» What this exercise asks:
A. In the text on comparing two tables with MINUS and UNION ALL, why are parentheses placed around each MINUS query? Answer in one to three sentences.
B. Answer these questions from the text on comparing two tables with MINUS and UNION ALL:
(i) What must each table have for the query to work?
(ii) Which rows does the second MINUS query return?
(iii) What does it mean if the query returns no rows?
C. Carry on the text about comparing two tables with MINUS and UNION ALL, starting after its final sentence.

» Text shown:
=====
The following query uses both MINUS and UNION ALL to compare two tables for equality. The query depends on each table having either a primary key or at least one unique index. 

(SELECT * FROM CUSTOMER_KNOWN_GOOD MINUS
SELECT * FROM CUSTOMER_TEST) UNION ALL
(SELECT * FROM CUSTOMER_TEST MINUS
SELECT * FROM CUSTOMER_KNOWN_GOOD); Let's talk a bit about how this query works. We can look at it as the union of two compound queries. The parentheses ensure that both MINUS operations take place first before the UNION ALL operation is performed. The result of the first MINUS query will be those rows in CUSTOMER_KNOWN_GOOD that are not also in CUSTOMER_TEST. The result of the second MINUS query will be those rows in CUSTOMER_TEST that are not also in CUSTOMER_KNOWN_GOOD. The UNION ALL operator simply combines these two result sets for convenience. If no rows are returned by this query, then we know that both tables have identical rows. Any rows returned by this query represent differences between the CUSTOMER_TEST and CUSTOMER_KNOWN_GOOD tables.
=====
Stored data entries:

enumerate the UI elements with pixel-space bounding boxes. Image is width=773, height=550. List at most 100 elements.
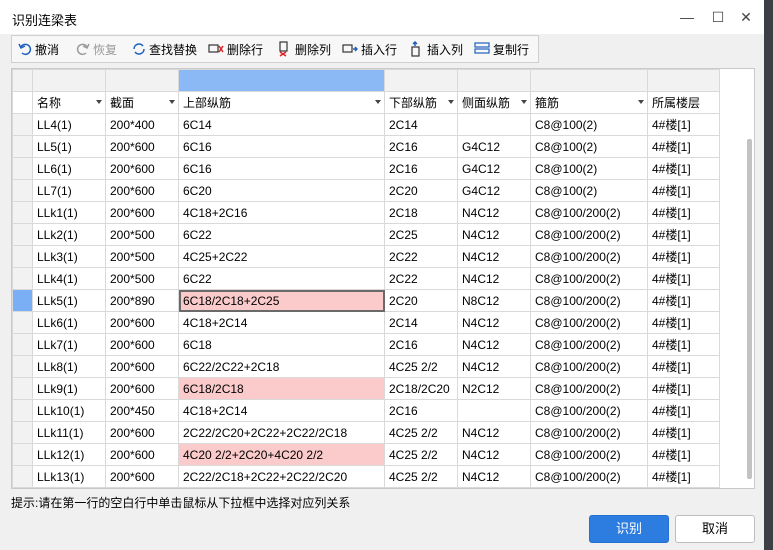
table-cell[interactable]: 200*450 xyxy=(105,399,179,422)
cancel-button[interactable]: 取消 xyxy=(675,515,755,543)
table-cell[interactable]: 6C22 xyxy=(178,267,385,290)
row-header[interactable] xyxy=(12,377,33,400)
table-cell[interactable]: LLk5(1) xyxy=(32,289,106,312)
table-cell[interactable]: 2C22/2C20+2C22+2C22/2C18 xyxy=(178,421,385,444)
table-cell[interactable]: LLk4(1) xyxy=(32,267,106,290)
table-cell[interactable]: N4C12 xyxy=(457,465,531,488)
table-cell[interactable]: 6C22/2C22+2C18 xyxy=(178,355,385,378)
table-cell[interactable]: 4C25 2/2 xyxy=(384,355,458,378)
table-cell[interactable] xyxy=(647,487,720,488)
table-cell[interactable] xyxy=(457,399,531,422)
table-cell[interactable]: 4#楼[1] xyxy=(647,157,720,180)
table-cell[interactable]: 200*600 xyxy=(105,157,179,180)
table-cell[interactable]: N4C12 xyxy=(457,267,531,290)
table-cell[interactable]: 200*600 xyxy=(105,377,179,400)
table-cell[interactable]: 4#楼[1] xyxy=(647,421,720,444)
table-cell[interactable]: N2C12 xyxy=(457,377,531,400)
table-cell[interactable]: N4C12 xyxy=(457,245,531,268)
table-cell[interactable]: N4C12 xyxy=(457,355,531,378)
table-cell[interactable]: C8@100/200(2) xyxy=(530,465,648,488)
row-header[interactable] xyxy=(12,399,33,422)
header-bottom-rebar[interactable]: 下部纵筋 xyxy=(384,91,458,114)
table-cell[interactable]: LLk3(1) xyxy=(32,245,106,268)
table-cell[interactable]: C8@100/200(2) xyxy=(530,443,648,466)
copy-row-button[interactable]: 复制行 xyxy=(474,39,529,59)
header-side-rebar[interactable]: 侧面纵筋 xyxy=(457,91,531,114)
table-cell[interactable]: 200*600 xyxy=(105,355,179,378)
row-header[interactable] xyxy=(12,157,33,180)
table-cell[interactable]: 4C18+2C14 xyxy=(178,399,385,422)
table-cell[interactable]: 4C18+2C16 xyxy=(178,201,385,224)
table-cell[interactable]: G4C12 xyxy=(457,157,531,180)
table-cell[interactable] xyxy=(105,487,179,488)
table-cell[interactable]: 4C25 2/2 xyxy=(384,421,458,444)
dropdown-arrow-icon[interactable] xyxy=(521,100,527,104)
table-cell[interactable]: 2C16 xyxy=(384,135,458,158)
header-top-rebar[interactable]: 上部纵筋 xyxy=(178,91,385,114)
table-cell[interactable]: 200*400 xyxy=(105,113,179,136)
table-cell[interactable]: LLk9(1) xyxy=(32,377,106,400)
table-cell[interactable]: 200*500 xyxy=(105,245,179,268)
table-cell[interactable]: C8@100/200(2) xyxy=(530,267,648,290)
table-cell[interactable]: 6C14 xyxy=(178,113,385,136)
table-cell[interactable]: 4#楼[1] xyxy=(647,179,720,202)
table-cell[interactable]: 200*500 xyxy=(105,267,179,290)
table-cell[interactable]: C8@100(2) xyxy=(530,157,648,180)
table-cell[interactable]: 4#楼[1] xyxy=(647,135,720,158)
table-cell[interactable]: 4C25 2/2 xyxy=(384,443,458,466)
table-cell[interactable]: 200*890 xyxy=(105,289,179,312)
table-cell[interactable]: N4C12 xyxy=(457,201,531,224)
table-cell[interactable]: 4#楼[1] xyxy=(647,443,720,466)
dropdown-arrow-icon[interactable] xyxy=(375,100,381,104)
table-cell[interactable]: LLk10(1) xyxy=(32,399,106,422)
table-cell[interactable]: LL6(1) xyxy=(32,157,106,180)
table-cell[interactable]: 2C25 xyxy=(384,223,458,246)
recognize-button[interactable]: 识别 xyxy=(589,515,669,543)
row-header[interactable] xyxy=(12,223,33,246)
table-cell[interactable]: 2C22 xyxy=(384,245,458,268)
table-cell[interactable]: 4#楼[1] xyxy=(647,267,720,290)
table-cell[interactable]: 4#楼[1] xyxy=(647,201,720,224)
table-cell[interactable]: N8C12 xyxy=(457,289,531,312)
table-cell[interactable]: 2C18/2C20 xyxy=(384,377,458,400)
insert-column-button[interactable]: 插入列 xyxy=(408,39,463,59)
table-cell[interactable]: 6C16 xyxy=(178,135,385,158)
table-cell[interactable]: 200*600 xyxy=(105,311,179,334)
header-section[interactable]: 截面 xyxy=(105,91,179,114)
table-cell[interactable]: N4C12 xyxy=(457,311,531,334)
dropdown-arrow-icon[interactable] xyxy=(448,100,454,104)
table-cell[interactable]: C8@100(2) xyxy=(530,135,648,158)
table-cell[interactable]: 4#楼[1] xyxy=(647,311,720,334)
row-header[interactable] xyxy=(12,289,33,312)
table-cell[interactable]: 2C14 xyxy=(384,311,458,334)
table-cell[interactable]: 200*600 xyxy=(105,465,179,488)
row-header[interactable] xyxy=(12,311,33,334)
table-cell[interactable]: 4#楼[1] xyxy=(647,377,720,400)
minimize-button[interactable]: — xyxy=(676,6,698,28)
column-selector-cell[interactable] xyxy=(384,69,458,92)
insert-row-button[interactable]: 插入行 xyxy=(342,39,397,59)
table-cell[interactable]: 4C25+2C22 xyxy=(178,245,385,268)
table-cell[interactable]: C8@100/200(2) xyxy=(530,201,648,224)
dropdown-arrow-icon[interactable] xyxy=(169,100,175,104)
table-cell[interactable] xyxy=(457,113,531,136)
table-cell[interactable]: C8@100/200(2) xyxy=(530,333,648,356)
table-cell[interactable]: 6C20 xyxy=(178,179,385,202)
table-cell[interactable]: LLk8(1) xyxy=(32,355,106,378)
table-cell[interactable]: 6C16 xyxy=(178,157,385,180)
table-cell[interactable]: LLk2(1) xyxy=(32,223,106,246)
row-header[interactable] xyxy=(12,201,33,224)
delete-row-button[interactable]: 删除行 xyxy=(208,39,263,59)
table-cell[interactable]: 2C16 xyxy=(384,399,458,422)
table-cell[interactable]: N4C12 xyxy=(457,223,531,246)
table-cell[interactable]: C8@100/200(2) xyxy=(530,377,648,400)
table-cell[interactable]: 4#楼[1] xyxy=(647,289,720,312)
column-selector-cell[interactable] xyxy=(647,69,720,92)
row-header[interactable] xyxy=(12,135,33,158)
table-cell[interactable]: C8@100/200(2) xyxy=(530,421,648,444)
column-selector-cell[interactable] xyxy=(457,69,531,92)
table-cell[interactable]: 4C25 2/2 xyxy=(384,465,458,488)
table-cell[interactable] xyxy=(32,487,106,488)
table-cell[interactable]: N4C12 xyxy=(457,333,531,356)
table-cell[interactable]: 200*600 xyxy=(105,421,179,444)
=====
» Solved problems:
A. The parentheses make both MINUS operations run first, before the UNION ALL operation is performed. This way the query works as the union of two compound queries.

B.
(i) Either a primary key or at least one unique index.
(ii) The rows in CUSTOMER_TEST that are not also in CUSTOMER_KNOWN_GOOD.
(iii) Both tables have identical rows.

C.
If the possibility exists for one or both tables to contain duplicate rows, we must use a more general form of this query in order to test two tables for equality. This more general form uses row counts to detect duplicates:

(SELECT C1.*,COUNT(*) 
FROM CUSTOMER_KNOWN_GOOD GROUP BY C1.CUST_NBR, C1.NAME...
MINUS
SELECT C2.*, COUNT(*)
FROM CUSTOMER_TEST C2
GROUP BY C2.CUST_NBR, C2.NAME...)
UNION ALL
(SELECT C3.*,COUNT(*) 
FROM CUSTOMER_TEST C3
GROUP BY C3.CUST_NBR, C3.NAME...
MINUS
SELECT C4.*, COUNT(*)
FROM CUSTOMER_KNOWN_GOOD C4
GROUP BY C4.CUST_NBR, C4.NAME...)

This query is getting complex! The GROUP BY clause (see Chapter 4) for each SELECT must list all columns for the table being selected. Any duplicate rows will be grouped together, and the count will reflect the number of duplicates. If the number of duplicates is the same in both tables, the MINUS operations will cancel those rows out. If any rows are different, or if any occurrence counts are different, the resulting rows will be reported by the query. 

Let's look at an example to illustrate how this query works. We'll start with the following tables and data:

DESC CUSTOMER_KNOWN_GOOD
Name                         Null?    Type
---------------------------- -------- ----------------
CUST_NBR                     NOT NULL NUMBER(5)
NAME                         NOT NULL VARCHAR2(30)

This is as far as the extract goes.